• **EXTRACTED DATA**:
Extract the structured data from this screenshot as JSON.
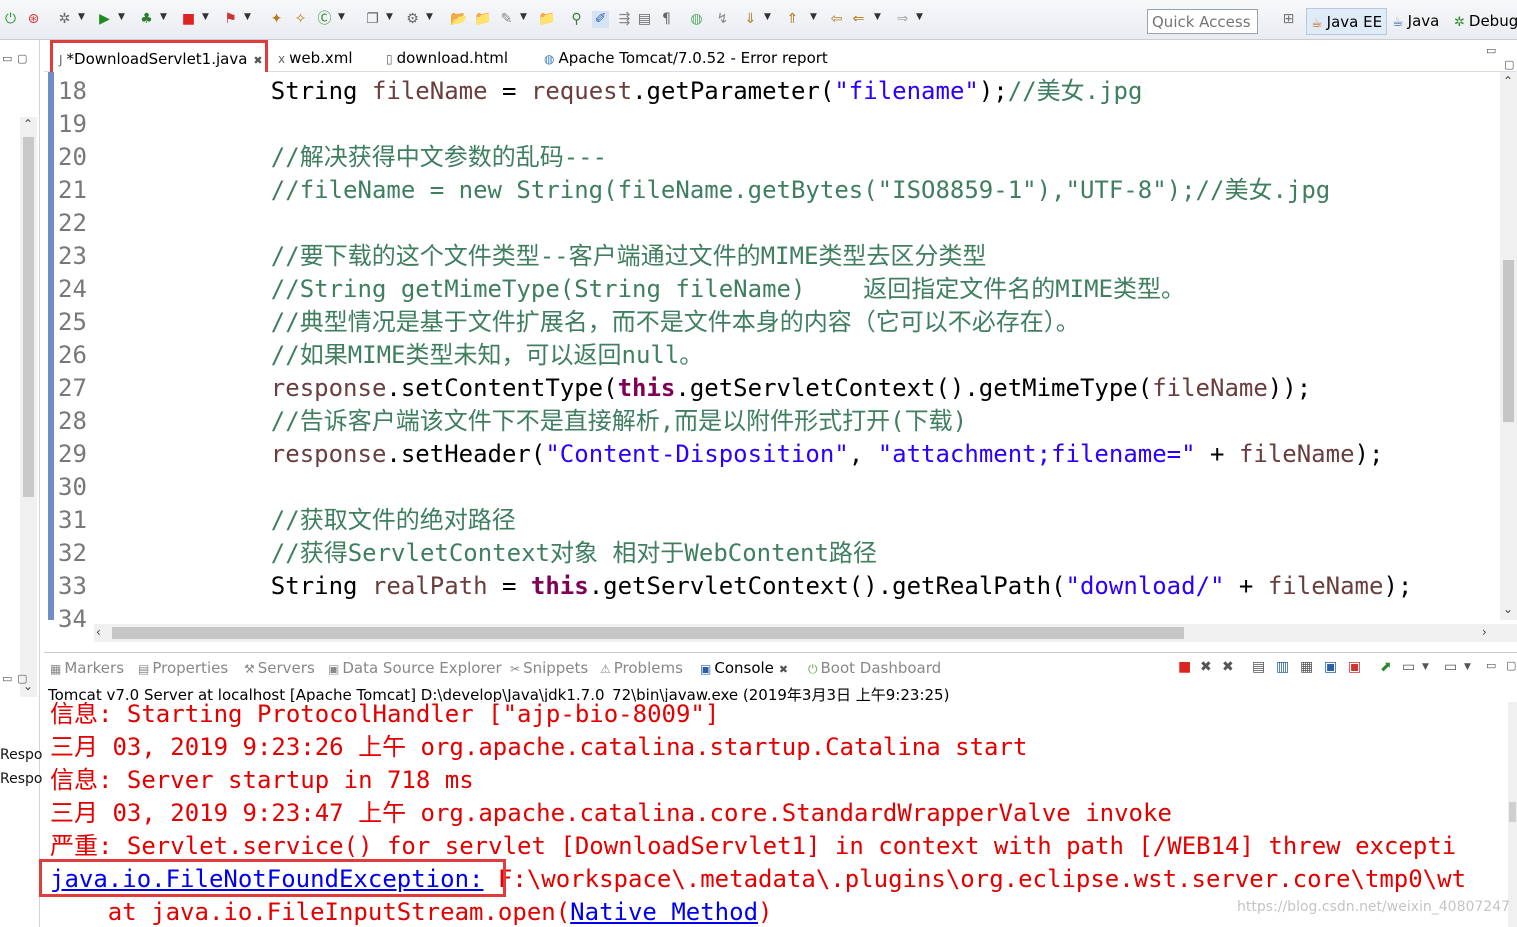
{
  "toolbar": {
    "quick_access_placeholder": "Quick Access",
    "perspectives": [
      {
        "label": "Java EE",
        "icon": "java-ee-icon"
      },
      {
        "label": "Java",
        "icon": "java-perspective-icon"
      },
      {
        "label": "Debug",
        "icon": "debug-perspective-icon"
      }
    ]
  },
  "left_panel": {
    "fragments": [
      "Respo",
      "Respo"
    ]
  },
  "editor": {
    "tabs": [
      {
        "label": "*DownloadServlet1.java",
        "icon": "java-file-icon"
      },
      {
        "label": "web.xml",
        "icon": "xml-file-icon"
      },
      {
        "label": "download.html",
        "icon": "html-file-icon"
      },
      {
        "label": "Apache Tomcat/7.0.52 - Error report",
        "icon": "globe-icon"
      }
    ],
    "lines": [
      {
        "num": "18",
        "text": "String fileName = request.getParameter(\"filename\");//美女.jpg"
      },
      {
        "num": "19",
        "text": ""
      },
      {
        "num": "20",
        "text": "//解决获得中文参数的乱码---"
      },
      {
        "num": "21",
        "text": "//fileName = new String(fileName.getBytes(\"ISO8859-1\"),\"UTF-8\");//美女.jpg"
      },
      {
        "num": "22",
        "text": ""
      },
      {
        "num": "23",
        "text": "//要下载的这个文件类型--客户端通过文件的MIME类型去区分类型"
      },
      {
        "num": "24",
        "text": "//String getMimeType(String fileName)    返回指定文件名的MIME类型。"
      },
      {
        "num": "25",
        "text": "//典型情况是基于文件扩展名，而不是文件本身的内容（它可以不必存在）。"
      },
      {
        "num": "26",
        "text": "//如果MIME类型未知，可以返回null。"
      },
      {
        "num": "27",
        "text": "response.setContentType(this.getServletContext().getMimeType(fileName));"
      },
      {
        "num": "28",
        "text": "//告诉客户端该文件下不是直接解析,而是以附件形式打开(下载)"
      },
      {
        "num": "29",
        "text": "response.setHeader(\"Content-Disposition\", \"attachment;filename=\" + fileName);"
      },
      {
        "num": "30",
        "text": ""
      },
      {
        "num": "31",
        "text": "//获取文件的绝对路径"
      },
      {
        "num": "32",
        "text": "//获得ServletContext对象 相对于WebContent路径"
      },
      {
        "num": "33",
        "text": "String realPath = this.getServletContext().getRealPath(\"download/\" + fileName);"
      },
      {
        "num": "34",
        "text": ""
      }
    ]
  },
  "console": {
    "view_tabs": [
      {
        "label": "Markers",
        "icon": "markers-icon"
      },
      {
        "label": "Properties",
        "icon": "properties-icon"
      },
      {
        "label": "Servers",
        "icon": "servers-icon"
      },
      {
        "label": "Data Source Explorer",
        "icon": "data-source-icon"
      },
      {
        "label": "Snippets",
        "icon": "snippets-icon"
      },
      {
        "label": "Problems",
        "icon": "problems-icon"
      },
      {
        "label": "Console",
        "icon": "console-icon"
      },
      {
        "label": "Boot Dashboard",
        "icon": "boot-dashboard-icon"
      }
    ],
    "description": "Tomcat v7.0 Server at localhost [Apache Tomcat] D:\\develop\\Java\\jdk1.7.0_72\\bin\\javaw.exe (2019年3月3日 上午9:23:25)",
    "lines": [
      "信息: Starting ProtocolHandler [\"ajp-bio-8009\"]",
      "三月 03, 2019 9:23:26 上午 org.apache.catalina.startup.Catalina start",
      "信息: Server startup in 718 ms",
      "三月 03, 2019 9:23:47 上午 org.apache.catalina.core.StandardWrapperValve invoke",
      "严重: Servlet.service() for servlet [DownloadServlet1] in context with path [/WEB14] threw excepti"
    ],
    "exception_link": "java.io.FileNotFoundException:",
    "exception_rest": " F:\\workspace\\.metadata\\.plugins\\org.eclipse.wst.server.core\\tmp0\\wt",
    "stack_prefix": "    at java.io.FileInputStream.open(",
    "stack_link": "Native Method",
    "stack_suffix": ")"
  },
  "watermark": "https://blog.csdn.net/weixin_40807247",
  "colors": {
    "comment": "#3f7f5f",
    "keyword": "#7f0055",
    "string": "#2a00ff",
    "console_error": "#e30000",
    "highlight_box": "#e03c3c"
  }
}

• **WHAT THE TASK REQUIRES**: Repeat the material above in full and exactly, apart from the pictures.

• **WRITTEN RESPONSE**:
Extract the structured data from this screenshot as JSON.
{
  "toolbar": {
    "quick_access_placeholder": "Quick Access",
    "perspectives": [
      {
        "label": "Java EE",
        "icon": "java-ee-icon"
      },
      {
        "label": "Java",
        "icon": "java-perspective-icon"
      },
      {
        "label": "Debug",
        "icon": "debug-perspective-icon"
      }
    ]
  },
  "left_panel": {
    "fragments": [
      "Respo",
      "Respo"
    ]
  },
  "editor": {
    "tabs": [
      {
        "label": "*DownloadServlet1.java",
        "icon": "java-file-icon"
      },
      {
        "label": "web.xml",
        "icon": "xml-file-icon"
      },
      {
        "label": "download.html",
        "icon": "html-file-icon"
      },
      {
        "label": "Apache Tomcat/7.0.52 - Error report",
        "icon": "globe-icon"
      }
    ],
    "lines": [
      {
        "num": "18",
        "text": "String fileName = request.getParameter(\"filename\");//美女.jpg"
      },
      {
        "num": "19",
        "text": ""
      },
      {
        "num": "20",
        "text": "//解决获得中文参数的乱码---"
      },
      {
        "num": "21",
        "text": "//fileName = new String(fileName.getBytes(\"ISO8859-1\"),\"UTF-8\");//美女.jpg"
      },
      {
        "num": "22",
        "text": ""
      },
      {
        "num": "23",
        "text": "//要下载的这个文件类型--客户端通过文件的MIME类型去区分类型"
      },
      {
        "num": "24",
        "text": "//String getMimeType(String fileName)    返回指定文件名的MIME类型。"
      },
      {
        "num": "25",
        "text": "//典型情况是基于文件扩展名，而不是文件本身的内容（它可以不必存在）。"
      },
      {
        "num": "26",
        "text": "//如果MIME类型未知，可以返回null。"
      },
      {
        "num": "27",
        "text": "response.setContentType(this.getServletContext().getMimeType(fileName));"
      },
      {
        "num": "28",
        "text": "//告诉客户端该文件下不是直接解析,而是以附件形式打开(下载)"
      },
      {
        "num": "29",
        "text": "response.setHeader(\"Content-Disposition\", \"attachment;filename=\" + fileName);"
      },
      {
        "num": "30",
        "text": ""
      },
      {
        "num": "31",
        "text": "//获取文件的绝对路径"
      },
      {
        "num": "32",
        "text": "//获得ServletContext对象 相对于WebContent路径"
      },
      {
        "num": "33",
        "text": "String realPath = this.getServletContext().getRealPath(\"download/\" + fileName);"
      },
      {
        "num": "34",
        "text": ""
      }
    ]
  },
  "console": {
    "view_tabs": [
      {
        "label": "Markers",
        "icon": "markers-icon"
      },
      {
        "label": "Properties",
        "icon": "properties-icon"
      },
      {
        "label": "Servers",
        "icon": "servers-icon"
      },
      {
        "label": "Data Source Explorer",
        "icon": "data-source-icon"
      },
      {
        "label": "Snippets",
        "icon": "snippets-icon"
      },
      {
        "label": "Problems",
        "icon": "problems-icon"
      },
      {
        "label": "Console",
        "icon": "console-icon"
      },
      {
        "label": "Boot Dashboard",
        "icon": "boot-dashboard-icon"
      }
    ],
    "description": "Tomcat v7.0 Server at localhost [Apache Tomcat] D:\\develop\\Java\\jdk1.7.0_72\\bin\\javaw.exe (2019年3月3日 上午9:23:25)",
    "lines": [
      "信息: Starting ProtocolHandler [\"ajp-bio-8009\"]",
      "三月 03, 2019 9:23:26 上午 org.apache.catalina.startup.Catalina start",
      "信息: Server startup in 718 ms",
      "三月 03, 2019 9:23:47 上午 org.apache.catalina.core.StandardWrapperValve invoke",
      "严重: Servlet.service() for servlet [DownloadServlet1] in context with path [/WEB14] threw excepti"
    ],
    "exception_link": "java.io.FileNotFoundException:",
    "exception_rest": " F:\\workspace\\.metadata\\.plugins\\org.eclipse.wst.server.core\\tmp0\\wt",
    "stack_prefix": "    at java.io.FileInputStream.open(",
    "stack_link": "Native Method",
    "stack_suffix": ")"
  },
  "watermark": "https://blog.csdn.net/weixin_40807247",
  "colors": {
    "comment": "#3f7f5f",
    "keyword": "#7f0055",
    "string": "#2a00ff",
    "console_error": "#e30000",
    "highlight_box": "#e03c3c"
  }
}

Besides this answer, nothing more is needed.